Task prompt
Write out the material exactly, without any of its pictures.

Data for this task
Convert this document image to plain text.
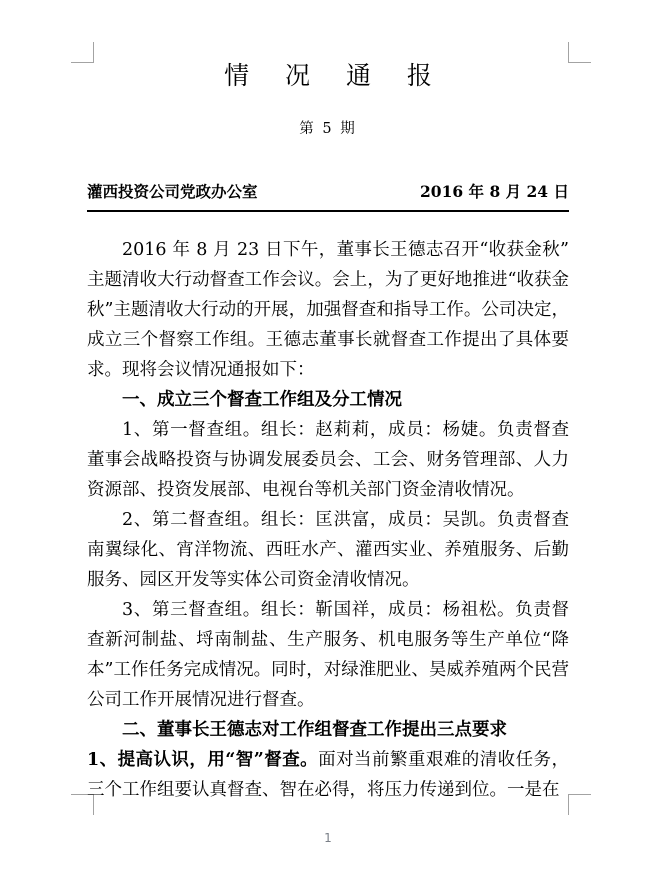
情 况 通 报
第 5 期
灌西投资公司党政办公室	2016 年 8 月 24 日

2016 年 8 月 23 日下午，董事长王德志召开“收获金秋”主题清收大行动督查工作会议。会上，为了更好地推进“收获金秋”主题清收大行动的开展，加强督查和指导工作。公司决定，成立三个督察工作组。王德志董事长就督查工作提出了具体要求。现将会议情况通报如下：

一、成立三个督查工作组及分工情况

1、第一督查组。组长：赵莉莉，成员：杨婕。负责督查董事会战略投资与协调发展委员会、工会、财务管理部、人力资源部、投资发展部、电视台等机关部门资金清收情况。

2、第二督查组。组长：匡洪富，成员：吴凯。负责督查南翼绿化、宵洋物流、西旺水产、灌西实业、养殖服务、后勤服务、园区开发等实体公司资金清收情况。

3、第三督查组。组长：靳国祥，成员：杨祖松。负责督查新河制盐、埒南制盐、生产服务、机电服务等生产单位“降本”工作任务完成情况。同时，对绿淮肥业、昊威养殖两个民营公司工作开展情况进行督查。

二、董事长王德志对工作组督查工作提出三点要求

1、提高认识，用“智”督查。面对当前繁重艰难的清收任务，三个工作组要认真督查、智在必得，将压力传递到位。一是在

1
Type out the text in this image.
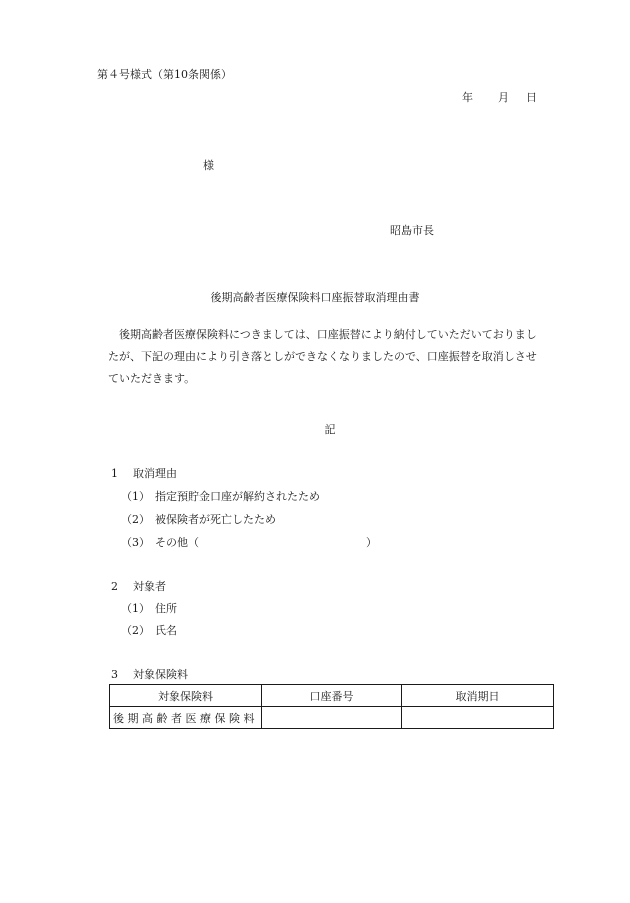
第４号様式（第10条関係）
年 月 日
様
昭島市長
後期高齢者医療保険料口座振替取消理由書

後期高齢者医療保険料につきましては、口座振替により納付していただいておりまし

たが、下記の理由により引き落としができなくなりましたので、口座振替を取消しさせ

ていただきます。

記
1 取消理由
（1） 指定預貯金口座が解約されたため
（2） 被保険者が死亡したため
（3） その他（	）
2 対象者
（1） 住所
（2） 氏名
3 対象保険料
対象保険料	口座番号	取消期日
後期高齢者医療保険料		
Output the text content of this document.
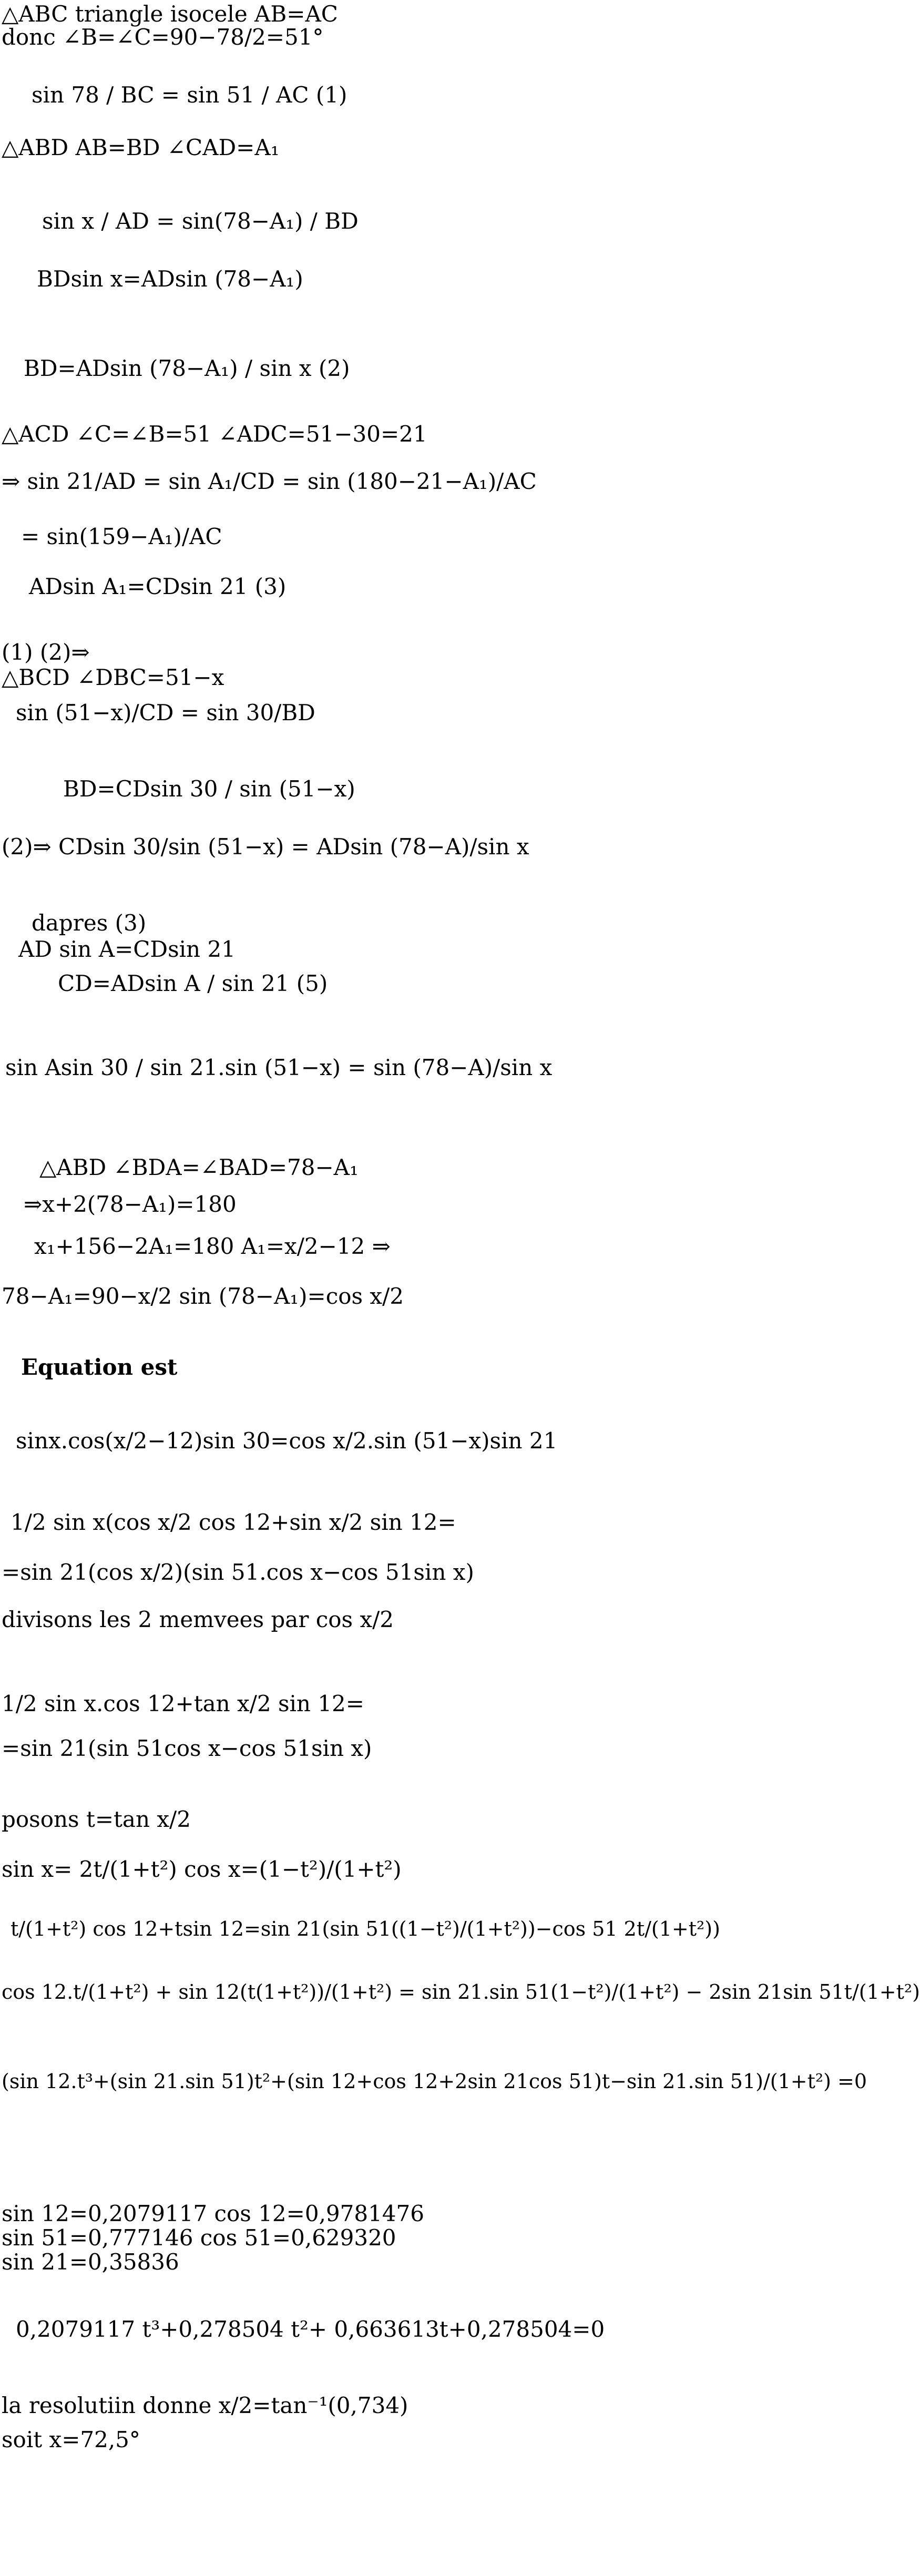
△ABC triangle isocele AB=AC
donc ∠B=∠C=90−78/2=51°
sin 78 / BC = sin 51 / AC (1)
△ABD AB=BD ∠CAD=A₁
sin x / AD = sin(78−A₁) / BD
BDsin x=ADsin (78−A₁)
BD=ADsin (78−A₁) / sin x (2)
△ACD ∠C=∠B=51 ∠ADC=51−30=21
⇒ sin 21/AD = sin A₁/CD = sin (180−21−A₁)/AC
= sin(159−A₁)/AC
ADsin A₁=CDsin 21 (3)
(1) (2)⇒
△BCD ∠DBC=51−x
sin (51−x)/CD = sin 30/BD
BD=CDsin 30 / sin (51−x)
(2)⇒ CDsin 30/sin (51−x) = ADsin (78−A)/sin x
dapres (3)
AD sin A=CDsin 21
CD=ADsin A / sin 21 (5)
sin Asin 30 / sin 21.sin (51−x) = sin (78−A)/sin x
△ABD ∠BDA=∠BAD=78−A₁
⇒x+2(78−A₁)=180
x₁+156−2A₁=180 A₁=x/2−12 ⇒
78−A₁=90−x/2 sin (78−A₁)=cos x/2
Equation est
sinx.cos(x/2−12)sin 30=cos x/2.sin (51−x)sin 21
1/2 sin x(cos x/2 cos 12+sin x/2 sin 12=
=sin 21(cos x/2)(sin 51.cos x−cos 51sin x)
divisons les 2 memvees par cos x/2
1/2 sin x.cos 12+tan x/2 sin 12=
=sin 21(sin 51cos x−cos 51sin x)
posons t=tan x/2
sin x= 2t/(1+t²) cos x=(1−t²)/(1+t²)
t/(1+t²) cos 12+tsin 12=sin 21(sin 51((1−t²)/(1+t²))−cos 51 2t/(1+t²))
cos 12.t/(1+t²) + sin 12(t(1+t²))/(1+t²) = sin 21.sin 51(1−t²)/(1+t²) − 2sin 21sin 51t/(1+t²)
(sin 12.t³+(sin 21.sin 51)t²+(sin 12+cos 12+2sin 21cos 51)t−sin 21.sin 51)/(1+t²) =0
sin 12=0,2079117 cos 12=0,9781476
sin 51=0,777146 cos 51=0,629320
sin 21=0,35836
0,2079117 t³+0,278504 t²+ 0,663613t+0,278504=0
la resolutiin donne x/2=tan⁻¹(0,734)
soit x=72,5°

Task answer
Convert this document image to plain text.
情 况 通 报
第 5 期
灌西投资公司党政办公室	2016 年 8 月 24 日

2016 年 8 月 23 日下午，董事长王德志召开“收获金秋”主题清收大行动督查工作会议。会上，为了更好地推进“收获金秋”主题清收大行动的开展，加强督查和指导工作。公司决定，成立三个督察工作组。王德志董事长就督查工作提出了具体要求。现将会议情况通报如下：

一、成立三个督查工作组及分工情况

1、第一督查组。组长：赵莉莉，成员：杨婕。负责督查董事会战略投资与协调发展委员会、工会、财务管理部、人力资源部、投资发展部、电视台等机关部门资金清收情况。

2、第二督查组。组长：匡洪富，成员：吴凯。负责督查南翼绿化、宵洋物流、西旺水产、灌西实业、养殖服务、后勤服务、园区开发等实体公司资金清收情况。

3、第三督查组。组长：靳国祥，成员：杨祖松。负责督查新河制盐、埒南制盐、生产服务、机电服务等生产单位“降本”工作任务完成情况。同时，对绿淮肥业、昊威养殖两个民营公司工作开展情况进行督查。

二、董事长王德志对工作组督查工作提出三点要求

1、提高认识，用“智”督查。面对当前繁重艰难的清收任务，三个工作组要认真督查、智在必得，将压力传递到位。一是在

1
Type out the text in this image.
第４号様式（第10条関係）
年 月 日
様
昭島市長
後期高齢者医療保険料口座振替取消理由書

後期高齢者医療保険料につきましては、口座振替により納付していただいておりまし

たが、下記の理由により引き落としができなくなりましたので、口座振替を取消しさせ

ていただきます。

記
1 取消理由
（1） 指定預貯金口座が解約されたため
（2） 被保険者が死亡したため
（3） その他（	）
2 対象者
（1） 住所
（2） 氏名
3 対象保険料
対象保険料	口座番号	取消期日
後期高齢者医療保険料		
Output the text content of this document.
△ABC triangle isocele AB=AC
donc ∠B=∠C=90−78/2=51°
sin 78 / BC = sin 51 / AC (1)
△ABD AB=BD ∠CAD=A₁
sin x / AD = sin(78−A₁) / BD
BDsin x=ADsin (78−A₁)
BD=ADsin (78−A₁) / sin x (2)
△ACD ∠C=∠B=51 ∠ADC=51−30=21
⇒ sin 21/AD = sin A₁/CD = sin (180−21−A₁)/AC
= sin(159−A₁)/AC
ADsin A₁=CDsin 21 (3)
(1) (2)⇒
△BCD ∠DBC=51−x
sin (51−x)/CD = sin 30/BD
BD=CDsin 30 / sin (51−x)
(2)⇒ CDsin 30/sin (51−x) = ADsin (78−A)/sin x
dapres (3)
AD sin A=CDsin 21
CD=ADsin A / sin 21 (5)
sin Asin 30 / sin 21.sin (51−x) = sin (78−A)/sin x
△ABD ∠BDA=∠BAD=78−A₁
⇒x+2(78−A₁)=180
x₁+156−2A₁=180 A₁=x/2−12 ⇒
78−A₁=90−x/2 sin (78−A₁)=cos x/2
Equation est
sinx.cos(x/2−12)sin 30=cos x/2.sin (51−x)sin 21
1/2 sin x(cos x/2 cos 12+sin x/2 sin 12=
=sin 21(cos x/2)(sin 51.cos x−cos 51sin x)
divisons les 2 memvees par cos x/2
1/2 sin x.cos 12+tan x/2 sin 12=
=sin 21(sin 51cos x−cos 51sin x)
posons t=tan x/2
sin x= 2t/(1+t²) cos x=(1−t²)/(1+t²)
t/(1+t²) cos 12+tsin 12=sin 21(sin 51((1−t²)/(1+t²))−cos 51 2t/(1+t²))
cos 12.t/(1+t²) + sin 12(t(1+t²))/(1+t²) = sin 21.sin 51(1−t²)/(1+t²) − 2sin 21sin 51t/(1+t²)
(sin 12.t³+(sin 21.sin 51)t²+(sin 12+cos 12+2sin 21cos 51)t−sin 21.sin 51)/(1+t²) =0
sin 12=0,2079117 cos 12=0,9781476
sin 51=0,777146 cos 51=0,629320
sin 21=0,35836
0,2079117 t³+0,278504 t²+ 0,663613t+0,278504=0
la resolutiin donne x/2=tan⁻¹(0,734)
soit x=72,5°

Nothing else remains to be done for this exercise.